= Brief =
Every entry below should be printed exactly, without its images.
-- BEGIN Listed records --
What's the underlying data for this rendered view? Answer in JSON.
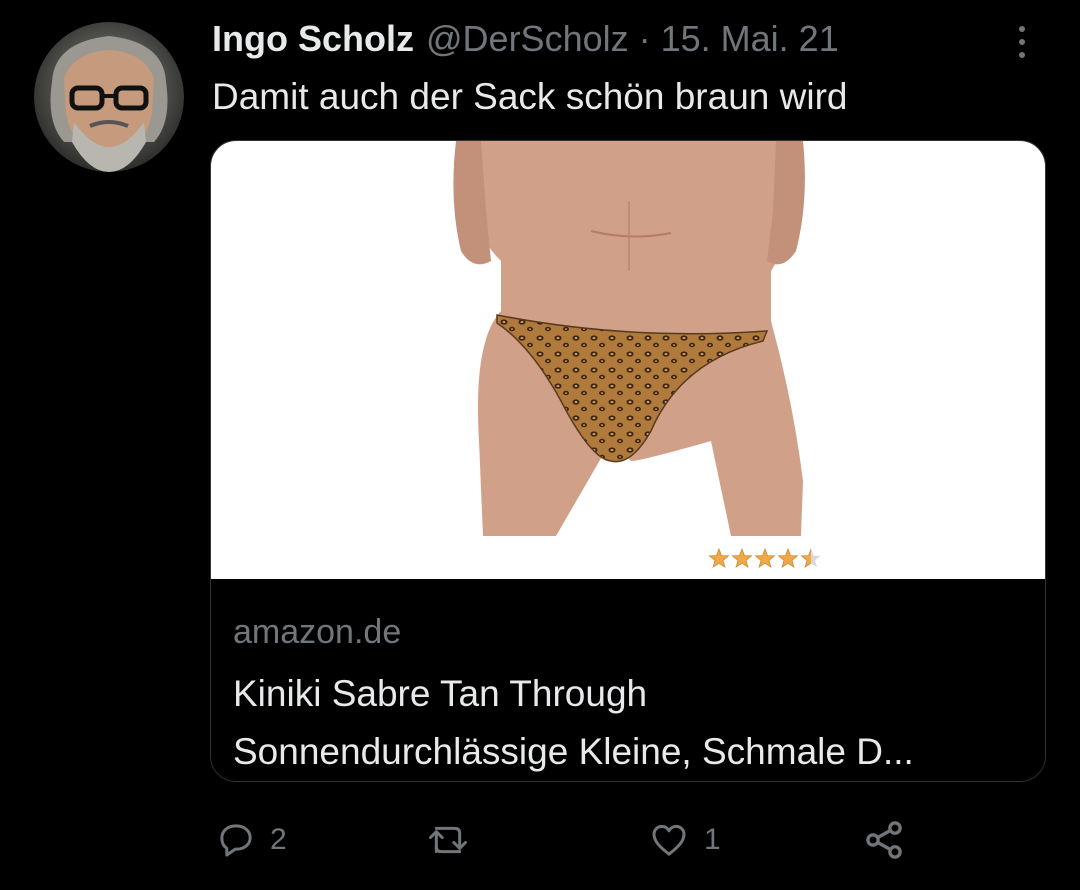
{
  "tweet": {
    "author_name": "Ingo Scholz",
    "handle": "@DerScholz",
    "separator": "·",
    "date": "15. Mai. 21",
    "text": "Damit auch der Sack schön braun wird"
  },
  "card": {
    "domain": "amazon.de",
    "title_line1": "Kiniki Sabre Tan Through",
    "title_line2": "Sonnendurchlässige Kleine, Schmale D...",
    "rating_stars": 4.5,
    "rating_max": 5
  },
  "actions": {
    "reply_count": "2",
    "retweet_count": "",
    "like_count": "1"
  },
  "icons": {
    "more": "more-vertical-icon",
    "reply": "reply-icon",
    "retweet": "retweet-icon",
    "like": "heart-icon",
    "share": "share-icon"
  },
  "colors": {
    "background": "#000000",
    "text_primary": "#e7e9ea",
    "text_secondary": "#71767b",
    "star": "#f3a847"
  }
}
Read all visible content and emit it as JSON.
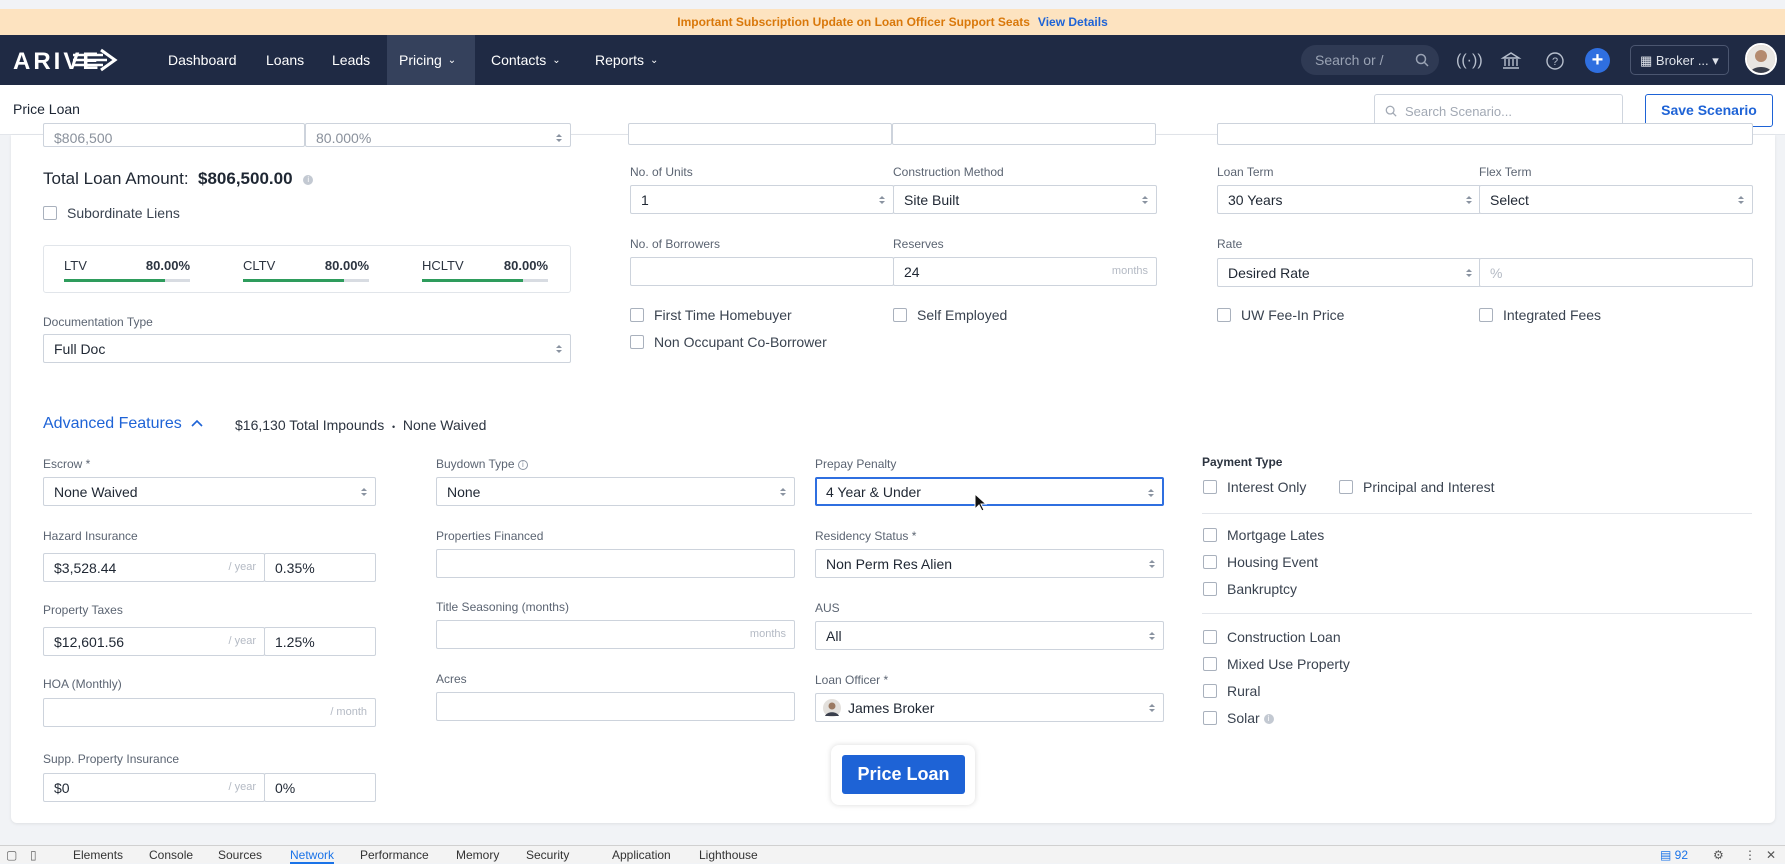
{
  "announcement": {
    "message": "Important Subscription Update on Loan Officer Support Seats",
    "link": "View Details"
  },
  "nav": {
    "items": [
      {
        "label": "Dashboard"
      },
      {
        "label": "Loans"
      },
      {
        "label": "Leads"
      },
      {
        "label": "Pricing",
        "active": true
      },
      {
        "label": "Contacts"
      },
      {
        "label": "Reports"
      }
    ],
    "search_placeholder": "Search or /",
    "broker_label": "Broker ...",
    "icons": [
      "search-icon",
      "broadcast-icon",
      "bank-icon",
      "help-icon",
      "plus-icon",
      "building-icon",
      "chevron-down-icon"
    ]
  },
  "subheader": {
    "title": "Price Loan",
    "search_placeholder": "Search Scenario...",
    "save_label": "Save Scenario"
  },
  "loan": {
    "top_left_partial": "$806,500",
    "top_left_partial2": "80.000%",
    "total_label": "Total Loan Amount:",
    "total_value": "$806,500.00",
    "subordinate_liens": "Subordinate Liens",
    "ltv": [
      {
        "label": "LTV",
        "value": "80.00%",
        "fill_pct": 80
      },
      {
        "label": "CLTV",
        "value": "80.00%",
        "fill_pct": 80
      },
      {
        "label": "HCLTV",
        "value": "80.00%",
        "fill_pct": 80
      }
    ],
    "doc_type_label": "Documentation Type",
    "doc_type_value": "Full Doc"
  },
  "property": {
    "units_label": "No. of Units",
    "units_value": "1",
    "construction_label": "Construction Method",
    "construction_value": "Site Built",
    "borrowers_label": "No. of Borrowers",
    "borrowers_value": "",
    "reserves_label": "Reserves",
    "reserves_value": "24",
    "reserves_suffix": "months",
    "first_time": "First Time Homebuyer",
    "self_employed": "Self Employed",
    "non_occupant": "Non Occupant Co-Borrower"
  },
  "terms": {
    "loan_term_label": "Loan Term",
    "loan_term_value": "30 Years",
    "flex_term_label": "Flex Term",
    "flex_term_value": "Select",
    "rate_label": "Rate",
    "rate_value": "Desired Rate",
    "rate_placeholder": "%",
    "uw_fee": "UW Fee-In Price",
    "integrated_fees": "Integrated Fees"
  },
  "advanced": {
    "title": "Advanced Features",
    "impounds": "$16,130 Total Impounds",
    "dot": "•",
    "waived": "None Waived",
    "escrow_label": "Escrow *",
    "escrow_value": "None Waived",
    "hazard_label": "Hazard Insurance",
    "hazard_value": "$3,528.44",
    "hazard_pct": "0.35%",
    "per_year": "/ year",
    "taxes_label": "Property Taxes",
    "taxes_value": "$12,601.56",
    "taxes_pct": "1.25%",
    "hoa_label": "HOA (Monthly)",
    "hoa_suffix": "/ month",
    "supp_label": "Supp. Property Insurance",
    "supp_value": "$0",
    "supp_pct": "0%",
    "buydown_label": "Buydown Type",
    "buydown_value": "None",
    "props_financed_label": "Properties Financed",
    "title_seasoning_label": "Title Seasoning (months)",
    "months_suffix": "months",
    "acres_label": "Acres",
    "prepay_label": "Prepay Penalty",
    "prepay_value": "4 Year & Under",
    "residency_label": "Residency Status *",
    "residency_value": "Non Perm Res Alien",
    "aus_label": "AUS",
    "aus_value": "All",
    "officer_label": "Loan Officer *",
    "officer_value": "James Broker",
    "payment_type_label": "Payment Type",
    "interest_only": "Interest Only",
    "principal_interest": "Principal and Interest",
    "mortgage_lates": "Mortgage Lates",
    "housing_event": "Housing Event",
    "bankruptcy": "Bankruptcy",
    "construction_loan": "Construction Loan",
    "mixed_use": "Mixed Use Property",
    "rural": "Rural",
    "solar": "Solar"
  },
  "price_button": "Price Loan",
  "devtools": {
    "tabs": [
      "Elements",
      "Console",
      "Sources",
      "Network",
      "Performance",
      "Memory",
      "Security",
      "Application",
      "Lighthouse"
    ],
    "active": "Network",
    "badge": "92"
  },
  "colors": {
    "nav_bg": "#1f2a44",
    "accent": "#1e63d6",
    "banner_bg": "#fde3c0",
    "banner_text": "#d9780a",
    "ltv_fill": "#2e9c5c"
  }
}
-- END Listed records --
= Task result =
What's the underlying data for this rendered view? Answer in JSON.
{
  "tweet": {
    "author_name": "Ingo Scholz",
    "handle": "@DerScholz",
    "separator": "·",
    "date": "15. Mai. 21",
    "text": "Damit auch der Sack schön braun wird"
  },
  "card": {
    "domain": "amazon.de",
    "title_line1": "Kiniki Sabre Tan Through",
    "title_line2": "Sonnendurchlässige Kleine, Schmale D...",
    "rating_stars": 4.5,
    "rating_max": 5
  },
  "actions": {
    "reply_count": "2",
    "retweet_count": "",
    "like_count": "1"
  },
  "icons": {
    "more": "more-vertical-icon",
    "reply": "reply-icon",
    "retweet": "retweet-icon",
    "like": "heart-icon",
    "share": "share-icon"
  },
  "colors": {
    "background": "#000000",
    "text_primary": "#e7e9ea",
    "text_secondary": "#71767b",
    "star": "#f3a847"
  }
}
Read all visible content and emit it as JSON.
{
  "announcement": {
    "message": "Important Subscription Update on Loan Officer Support Seats",
    "link": "View Details"
  },
  "nav": {
    "items": [
      {
        "label": "Dashboard"
      },
      {
        "label": "Loans"
      },
      {
        "label": "Leads"
      },
      {
        "label": "Pricing",
        "active": true
      },
      {
        "label": "Contacts"
      },
      {
        "label": "Reports"
      }
    ],
    "search_placeholder": "Search or /",
    "broker_label": "Broker ...",
    "icons": [
      "search-icon",
      "broadcast-icon",
      "bank-icon",
      "help-icon",
      "plus-icon",
      "building-icon",
      "chevron-down-icon"
    ]
  },
  "subheader": {
    "title": "Price Loan",
    "search_placeholder": "Search Scenario...",
    "save_label": "Save Scenario"
  },
  "loan": {
    "top_left_partial": "$806,500",
    "top_left_partial2": "80.000%",
    "total_label": "Total Loan Amount:",
    "total_value": "$806,500.00",
    "subordinate_liens": "Subordinate Liens",
    "ltv": [
      {
        "label": "LTV",
        "value": "80.00%",
        "fill_pct": 80
      },
      {
        "label": "CLTV",
        "value": "80.00%",
        "fill_pct": 80
      },
      {
        "label": "HCLTV",
        "value": "80.00%",
        "fill_pct": 80
      }
    ],
    "doc_type_label": "Documentation Type",
    "doc_type_value": "Full Doc"
  },
  "property": {
    "units_label": "No. of Units",
    "units_value": "1",
    "construction_label": "Construction Method",
    "construction_value": "Site Built",
    "borrowers_label": "No. of Borrowers",
    "borrowers_value": "",
    "reserves_label": "Reserves",
    "reserves_value": "24",
    "reserves_suffix": "months",
    "first_time": "First Time Homebuyer",
    "self_employed": "Self Employed",
    "non_occupant": "Non Occupant Co-Borrower"
  },
  "terms": {
    "loan_term_label": "Loan Term",
    "loan_term_value": "30 Years",
    "flex_term_label": "Flex Term",
    "flex_term_value": "Select",
    "rate_label": "Rate",
    "rate_value": "Desired Rate",
    "rate_placeholder": "%",
    "uw_fee": "UW Fee-In Price",
    "integrated_fees": "Integrated Fees"
  },
  "advanced": {
    "title": "Advanced Features",
    "impounds": "$16,130 Total Impounds",
    "dot": "•",
    "waived": "None Waived",
    "escrow_label": "Escrow *",
    "escrow_value": "None Waived",
    "hazard_label": "Hazard Insurance",
    "hazard_value": "$3,528.44",
    "hazard_pct": "0.35%",
    "per_year": "/ year",
    "taxes_label": "Property Taxes",
    "taxes_value": "$12,601.56",
    "taxes_pct": "1.25%",
    "hoa_label": "HOA (Monthly)",
    "hoa_suffix": "/ month",
    "supp_label": "Supp. Property Insurance",
    "supp_value": "$0",
    "supp_pct": "0%",
    "buydown_label": "Buydown Type",
    "buydown_value": "None",
    "props_financed_label": "Properties Financed",
    "title_seasoning_label": "Title Seasoning (months)",
    "months_suffix": "months",
    "acres_label": "Acres",
    "prepay_label": "Prepay Penalty",
    "prepay_value": "4 Year & Under",
    "residency_label": "Residency Status *",
    "residency_value": "Non Perm Res Alien",
    "aus_label": "AUS",
    "aus_value": "All",
    "officer_label": "Loan Officer *",
    "officer_value": "James Broker",
    "payment_type_label": "Payment Type",
    "interest_only": "Interest Only",
    "principal_interest": "Principal and Interest",
    "mortgage_lates": "Mortgage Lates",
    "housing_event": "Housing Event",
    "bankruptcy": "Bankruptcy",
    "construction_loan": "Construction Loan",
    "mixed_use": "Mixed Use Property",
    "rural": "Rural",
    "solar": "Solar"
  },
  "price_button": "Price Loan",
  "devtools": {
    "tabs": [
      "Elements",
      "Console",
      "Sources",
      "Network",
      "Performance",
      "Memory",
      "Security",
      "Application",
      "Lighthouse"
    ],
    "active": "Network",
    "badge": "92"
  },
  "colors": {
    "nav_bg": "#1f2a44",
    "accent": "#1e63d6",
    "banner_bg": "#fde3c0",
    "banner_text": "#d9780a",
    "ltv_fill": "#2e9c5c"
  }
}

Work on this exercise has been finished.